= PROVIDED PASSAGE =
----

Consumers should be “concerned” with how their data could be used as a Canadian-owned insurance company ceases traditional policies in favour of plans that track customer activity, according to Ontario’s former information and privacy commissioner.

“The problem is that it’s endless tracking,” said Ann Cavoukian, the head of Ryerson University’s Privacy by Design Centre of Excellence, in a phone interview.

“You can rest assured that there will be an increasingly wide swath of people and corporate entities who will have access to this data. And it’s very personal, sensitive data that, in the wrong hands, could come back to bite you,” she said.

John Hancock Financial’s decision last month to offer only interactive life insurance policies — a plan that analyzes fitness and health data through wearable devices and smartphones — could leave customers vulnerable to data leaks and breaches, Cavoukian said.

----

= DATA LINES =
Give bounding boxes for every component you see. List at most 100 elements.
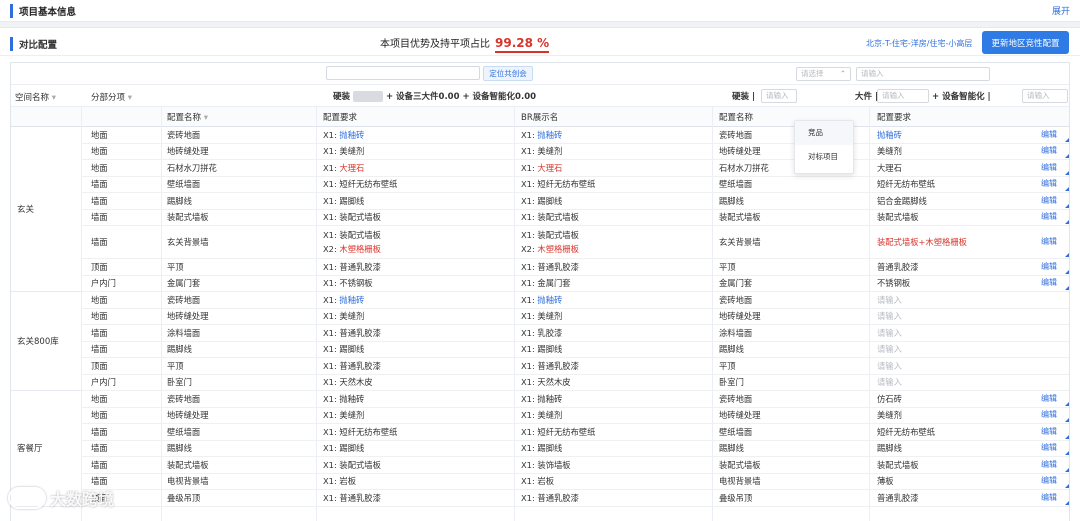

----

= GIVEN REQUEST =
Continue the article about John Hancock's move to interactive life insurance, picking up after its last paragraph.

= RESULT OF THIS EXERCISE =
“People are going to feel compelled to do this. They’re going to think, OK, I’m going to save money and it’s a good thing and what’s the big deal,” Cavoukian said. “But I don’t think they realize the implication in terms of the tracking and surveillance potential that will happen with their data.”

The Boston-based financial services and insurance provider, owned by Manulife Financial Corp., offers a program called Vitality. This program rewards customers for hitting exercise targets tracked by devices such as Fitbit and Apple Watch and logging healthy food purchases.

Even with growing public awareness of cybersecurity after the Facebook data breach, some consumers are still willing to give away their data for convenience. The healthier, and less risky,  the profile, the more the customers saves.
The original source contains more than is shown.